Items from a data source
————

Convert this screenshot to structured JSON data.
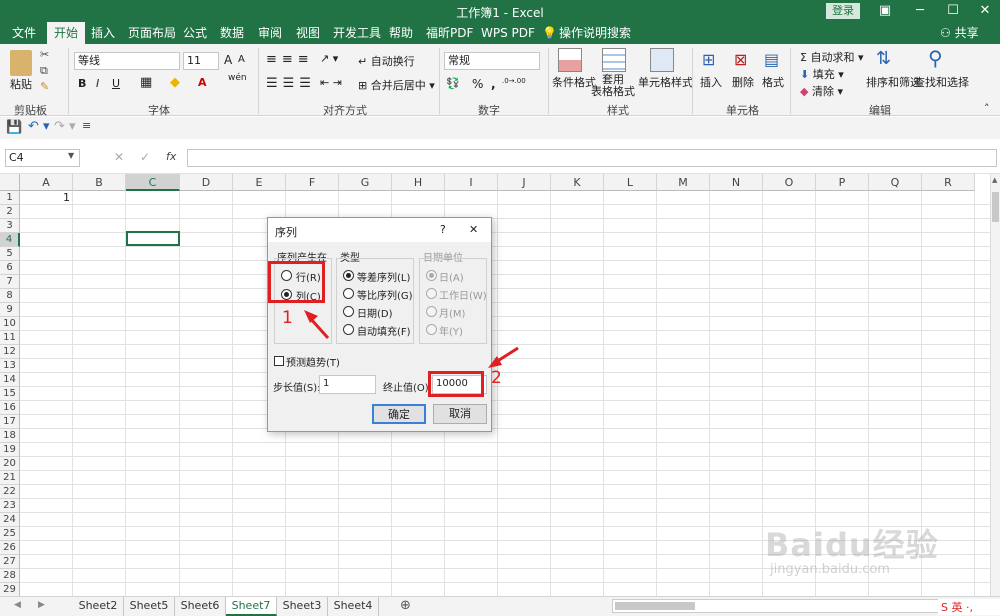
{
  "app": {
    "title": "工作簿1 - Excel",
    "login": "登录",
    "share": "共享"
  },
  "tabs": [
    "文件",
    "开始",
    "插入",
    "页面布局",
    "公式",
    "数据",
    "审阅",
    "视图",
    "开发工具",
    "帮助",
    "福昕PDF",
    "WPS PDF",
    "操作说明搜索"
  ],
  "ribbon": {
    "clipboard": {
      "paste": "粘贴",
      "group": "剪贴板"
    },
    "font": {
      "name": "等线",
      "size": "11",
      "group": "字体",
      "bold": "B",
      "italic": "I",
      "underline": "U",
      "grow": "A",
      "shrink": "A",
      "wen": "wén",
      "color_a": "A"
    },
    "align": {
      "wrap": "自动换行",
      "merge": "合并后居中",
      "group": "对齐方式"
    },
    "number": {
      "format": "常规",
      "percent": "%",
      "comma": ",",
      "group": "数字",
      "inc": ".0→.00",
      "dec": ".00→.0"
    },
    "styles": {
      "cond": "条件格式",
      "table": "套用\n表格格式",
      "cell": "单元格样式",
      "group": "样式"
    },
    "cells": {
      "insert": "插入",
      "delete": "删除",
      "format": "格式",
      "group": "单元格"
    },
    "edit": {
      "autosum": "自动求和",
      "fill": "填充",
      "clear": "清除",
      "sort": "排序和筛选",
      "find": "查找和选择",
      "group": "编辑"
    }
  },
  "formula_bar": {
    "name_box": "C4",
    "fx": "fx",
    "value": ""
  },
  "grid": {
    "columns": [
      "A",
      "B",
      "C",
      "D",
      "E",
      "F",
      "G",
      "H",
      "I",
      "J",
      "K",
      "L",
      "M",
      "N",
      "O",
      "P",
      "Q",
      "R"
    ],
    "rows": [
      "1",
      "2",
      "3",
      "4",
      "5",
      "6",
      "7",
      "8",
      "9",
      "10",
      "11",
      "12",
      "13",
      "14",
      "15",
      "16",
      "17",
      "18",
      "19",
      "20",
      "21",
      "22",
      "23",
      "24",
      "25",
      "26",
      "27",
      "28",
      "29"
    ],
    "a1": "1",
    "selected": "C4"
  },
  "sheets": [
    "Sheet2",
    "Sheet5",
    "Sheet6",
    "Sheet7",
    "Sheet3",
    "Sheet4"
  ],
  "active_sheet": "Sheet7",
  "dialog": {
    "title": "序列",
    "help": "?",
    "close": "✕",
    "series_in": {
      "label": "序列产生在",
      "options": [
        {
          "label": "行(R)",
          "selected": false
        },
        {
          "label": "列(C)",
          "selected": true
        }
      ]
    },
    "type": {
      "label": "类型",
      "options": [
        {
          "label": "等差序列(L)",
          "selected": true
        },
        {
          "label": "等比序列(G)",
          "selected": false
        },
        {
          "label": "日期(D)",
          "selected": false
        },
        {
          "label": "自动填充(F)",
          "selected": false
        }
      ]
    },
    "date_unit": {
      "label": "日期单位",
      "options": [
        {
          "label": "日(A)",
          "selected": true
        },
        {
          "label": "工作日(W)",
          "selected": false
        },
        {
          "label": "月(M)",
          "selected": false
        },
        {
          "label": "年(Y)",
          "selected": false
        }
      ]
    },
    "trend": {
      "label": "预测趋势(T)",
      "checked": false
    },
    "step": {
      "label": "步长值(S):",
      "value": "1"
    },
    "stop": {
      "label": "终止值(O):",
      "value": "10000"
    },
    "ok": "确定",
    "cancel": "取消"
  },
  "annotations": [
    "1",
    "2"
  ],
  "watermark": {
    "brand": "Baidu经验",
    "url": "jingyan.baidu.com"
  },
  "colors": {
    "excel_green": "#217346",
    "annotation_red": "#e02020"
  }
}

————

> **What is needed**: Write out the full listing verbatim, excluding its pictures.

> **Written answer**:
Convert this screenshot to structured JSON data.
{
  "app": {
    "title": "工作簿1 - Excel",
    "login": "登录",
    "share": "共享"
  },
  "tabs": [
    "文件",
    "开始",
    "插入",
    "页面布局",
    "公式",
    "数据",
    "审阅",
    "视图",
    "开发工具",
    "帮助",
    "福昕PDF",
    "WPS PDF",
    "操作说明搜索"
  ],
  "ribbon": {
    "clipboard": {
      "paste": "粘贴",
      "group": "剪贴板"
    },
    "font": {
      "name": "等线",
      "size": "11",
      "group": "字体",
      "bold": "B",
      "italic": "I",
      "underline": "U",
      "grow": "A",
      "shrink": "A",
      "wen": "wén",
      "color_a": "A"
    },
    "align": {
      "wrap": "自动换行",
      "merge": "合并后居中",
      "group": "对齐方式"
    },
    "number": {
      "format": "常规",
      "percent": "%",
      "comma": ",",
      "group": "数字",
      "inc": ".0→.00",
      "dec": ".00→.0"
    },
    "styles": {
      "cond": "条件格式",
      "table": "套用\n表格格式",
      "cell": "单元格样式",
      "group": "样式"
    },
    "cells": {
      "insert": "插入",
      "delete": "删除",
      "format": "格式",
      "group": "单元格"
    },
    "edit": {
      "autosum": "自动求和",
      "fill": "填充",
      "clear": "清除",
      "sort": "排序和筛选",
      "find": "查找和选择",
      "group": "编辑"
    }
  },
  "formula_bar": {
    "name_box": "C4",
    "fx": "fx",
    "value": ""
  },
  "grid": {
    "columns": [
      "A",
      "B",
      "C",
      "D",
      "E",
      "F",
      "G",
      "H",
      "I",
      "J",
      "K",
      "L",
      "M",
      "N",
      "O",
      "P",
      "Q",
      "R"
    ],
    "rows": [
      "1",
      "2",
      "3",
      "4",
      "5",
      "6",
      "7",
      "8",
      "9",
      "10",
      "11",
      "12",
      "13",
      "14",
      "15",
      "16",
      "17",
      "18",
      "19",
      "20",
      "21",
      "22",
      "23",
      "24",
      "25",
      "26",
      "27",
      "28",
      "29"
    ],
    "a1": "1",
    "selected": "C4"
  },
  "sheets": [
    "Sheet2",
    "Sheet5",
    "Sheet6",
    "Sheet7",
    "Sheet3",
    "Sheet4"
  ],
  "active_sheet": "Sheet7",
  "dialog": {
    "title": "序列",
    "help": "?",
    "close": "✕",
    "series_in": {
      "label": "序列产生在",
      "options": [
        {
          "label": "行(R)",
          "selected": false
        },
        {
          "label": "列(C)",
          "selected": true
        }
      ]
    },
    "type": {
      "label": "类型",
      "options": [
        {
          "label": "等差序列(L)",
          "selected": true
        },
        {
          "label": "等比序列(G)",
          "selected": false
        },
        {
          "label": "日期(D)",
          "selected": false
        },
        {
          "label": "自动填充(F)",
          "selected": false
        }
      ]
    },
    "date_unit": {
      "label": "日期单位",
      "options": [
        {
          "label": "日(A)",
          "selected": true
        },
        {
          "label": "工作日(W)",
          "selected": false
        },
        {
          "label": "月(M)",
          "selected": false
        },
        {
          "label": "年(Y)",
          "selected": false
        }
      ]
    },
    "trend": {
      "label": "预测趋势(T)",
      "checked": false
    },
    "step": {
      "label": "步长值(S):",
      "value": "1"
    },
    "stop": {
      "label": "终止值(O):",
      "value": "10000"
    },
    "ok": "确定",
    "cancel": "取消"
  },
  "annotations": [
    "1",
    "2"
  ],
  "watermark": {
    "brand": "Baidu经验",
    "url": "jingyan.baidu.com"
  },
  "colors": {
    "excel_green": "#217346",
    "annotation_red": "#e02020"
  }
}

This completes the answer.